WRITTEN EXERCISE:
Below are the records; pull every line that includes "this".

• • • • • • •

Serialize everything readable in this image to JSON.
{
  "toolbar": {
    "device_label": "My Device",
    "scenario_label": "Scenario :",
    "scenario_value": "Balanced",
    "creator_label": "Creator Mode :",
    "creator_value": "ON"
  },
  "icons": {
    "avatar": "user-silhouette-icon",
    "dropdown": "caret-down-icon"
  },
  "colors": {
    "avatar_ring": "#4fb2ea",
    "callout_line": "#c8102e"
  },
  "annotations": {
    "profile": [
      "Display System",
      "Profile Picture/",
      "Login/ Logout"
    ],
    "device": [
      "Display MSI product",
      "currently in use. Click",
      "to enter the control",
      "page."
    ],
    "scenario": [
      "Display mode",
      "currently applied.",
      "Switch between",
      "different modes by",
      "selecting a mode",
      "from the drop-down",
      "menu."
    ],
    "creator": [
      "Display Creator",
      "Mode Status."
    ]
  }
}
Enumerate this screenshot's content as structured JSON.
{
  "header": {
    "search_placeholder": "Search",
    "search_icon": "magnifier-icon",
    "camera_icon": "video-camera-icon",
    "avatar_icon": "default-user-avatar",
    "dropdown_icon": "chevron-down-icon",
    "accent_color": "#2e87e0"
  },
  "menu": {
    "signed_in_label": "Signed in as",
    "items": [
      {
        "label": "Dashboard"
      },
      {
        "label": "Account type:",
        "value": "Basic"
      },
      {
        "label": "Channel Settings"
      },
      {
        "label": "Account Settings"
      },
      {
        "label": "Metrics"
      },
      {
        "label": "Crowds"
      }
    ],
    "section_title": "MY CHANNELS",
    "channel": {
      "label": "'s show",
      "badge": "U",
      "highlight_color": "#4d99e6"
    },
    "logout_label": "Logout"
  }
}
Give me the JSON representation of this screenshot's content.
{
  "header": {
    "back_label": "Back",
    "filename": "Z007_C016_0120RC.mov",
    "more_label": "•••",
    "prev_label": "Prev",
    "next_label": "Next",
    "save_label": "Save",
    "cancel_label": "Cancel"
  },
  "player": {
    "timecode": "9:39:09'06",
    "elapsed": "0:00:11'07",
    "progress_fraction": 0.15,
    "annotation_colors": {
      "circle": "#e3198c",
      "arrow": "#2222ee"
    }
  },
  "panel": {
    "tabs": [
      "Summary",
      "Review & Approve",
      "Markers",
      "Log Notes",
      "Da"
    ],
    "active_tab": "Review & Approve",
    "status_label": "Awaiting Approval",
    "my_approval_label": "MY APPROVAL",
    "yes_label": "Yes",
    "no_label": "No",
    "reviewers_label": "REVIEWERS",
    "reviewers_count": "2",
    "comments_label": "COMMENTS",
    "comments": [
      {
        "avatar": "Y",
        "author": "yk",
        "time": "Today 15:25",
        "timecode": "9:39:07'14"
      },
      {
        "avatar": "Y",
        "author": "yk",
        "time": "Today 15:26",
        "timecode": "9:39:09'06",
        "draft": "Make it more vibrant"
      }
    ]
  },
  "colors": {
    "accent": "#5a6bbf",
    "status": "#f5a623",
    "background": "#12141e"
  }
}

• • • • • • •

FINAL RESULT:
Serialize everything readable in this image to JSON.
Enumerate this screenshot's content as structured JSON.
Give me the JSON representation of this screenshot's content.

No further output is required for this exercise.